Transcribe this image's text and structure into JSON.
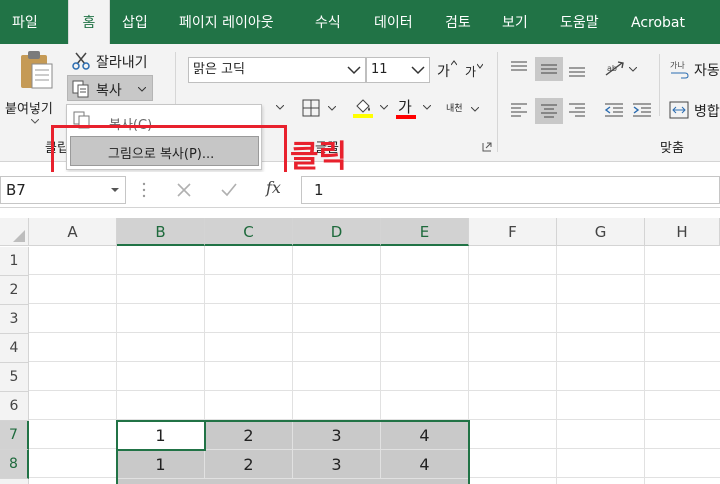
{
  "tabs": [
    "파일",
    "홈",
    "삽입",
    "페이지 레이아웃",
    "수식",
    "데이터",
    "검토",
    "보기",
    "도움말",
    "Acrobat"
  ],
  "active_tab": "홈",
  "clipboard": {
    "paste_label": "붙여넣기",
    "cut_label": "잘라내기",
    "copy_label": "복사",
    "group_label_fragment": "클립"
  },
  "font": {
    "name": "맑은 고딕",
    "size": "11",
    "grow_label": "가",
    "shrink_label": "가",
    "color_label": "가",
    "phonetic_label": "내천",
    "group_label_fragment": "글꼴"
  },
  "alignment": {
    "wrap_label": "자동",
    "merge_label": "병합",
    "group_label": "맞춤"
  },
  "copy_menu": {
    "copy_item": "복사(C)",
    "copy_as_picture_item": "그림으로 복사(P)..."
  },
  "annotation": "클릭",
  "formula_bar": {
    "name_box": "B7",
    "formula_value": "1",
    "fx_label": "fx"
  },
  "columns": [
    "A",
    "B",
    "C",
    "D",
    "E",
    "F",
    "G",
    "H"
  ],
  "selected_columns": [
    "B",
    "C",
    "D",
    "E"
  ],
  "rows": [
    "1",
    "2",
    "3",
    "4",
    "5",
    "6",
    "7",
    "8"
  ],
  "selected_rows": [
    "7",
    "8"
  ],
  "cells": {
    "row7": [
      "1",
      "2",
      "3",
      "4"
    ],
    "row8": [
      "1",
      "2",
      "3",
      "4"
    ]
  },
  "colors": {
    "excel_green": "#217346",
    "highlight_red": "#e8212d",
    "selection_gray": "#c9c9c9",
    "fill_yellow": "#ffff00",
    "font_red": "#ff0000"
  }
}
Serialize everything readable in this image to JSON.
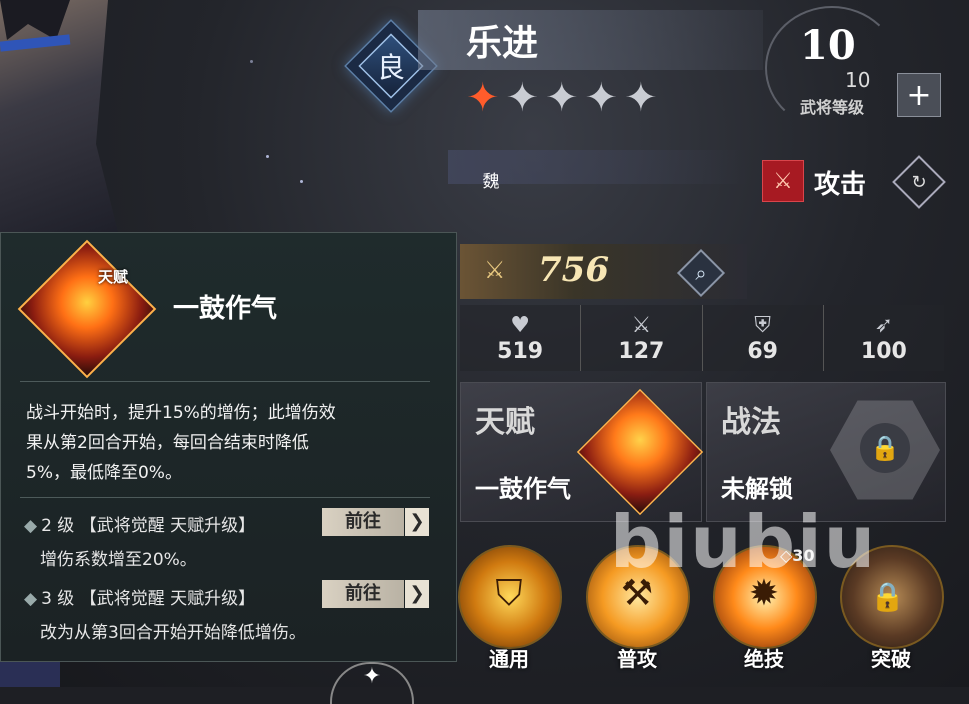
{
  "hero": {
    "rank": "良",
    "name": "乐进",
    "stars_total": 5,
    "stars_lit": 1,
    "faction": "魏",
    "level": "10",
    "level_max": "10",
    "level_label": "武将等级",
    "role": "攻击"
  },
  "power": {
    "value": "756"
  },
  "stats": [
    {
      "icon": "heart-icon",
      "value": "519"
    },
    {
      "icon": "crossed-swords-icon",
      "value": "127"
    },
    {
      "icon": "shield-icon",
      "value": "69"
    },
    {
      "icon": "boot-icon",
      "value": "100"
    }
  ],
  "talent_card": {
    "heading": "天赋",
    "name": "一鼓作气"
  },
  "tactic_card": {
    "heading": "战法",
    "name": "未解锁"
  },
  "skills": [
    {
      "label": "通用"
    },
    {
      "label": "普攻"
    },
    {
      "label": "绝技",
      "cost": "◇30"
    },
    {
      "label": "突破"
    }
  ],
  "watermark": "biubiu",
  "tooltip": {
    "tag": "天赋",
    "title": "一鼓作气",
    "desc_lines": [
      "战斗开始时，提升15%的增伤；此增伤效",
      "果从第2回合开始，每回合结束时降低",
      "5%，最低降至0%。"
    ],
    "upgrades": [
      {
        "text": "2 级 【武将觉醒 天赋升级】",
        "button": "前往",
        "detail": "增伤系数增至20%。"
      },
      {
        "text": "3 级 【武将觉醒 天赋升级】",
        "button": "前往",
        "detail": "改为从第3回合开始开始降低增伤。"
      }
    ]
  },
  "colors": {
    "star_on": "#ff5c2b",
    "star_off": "#c9ccd3",
    "role": "#a71a22",
    "faction": "#3b3f86"
  }
}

....................

▶ _THE PROBLEM_: Whichever lines contain the string "text", select and copy them.

▶ _FULL RESPONSE_:
Transcribe this image's text and structure into JSON.
        "text": "2 级 【武将觉醒 天赋升级】",
        "text": "3 级 【武将觉醒 天赋升级】",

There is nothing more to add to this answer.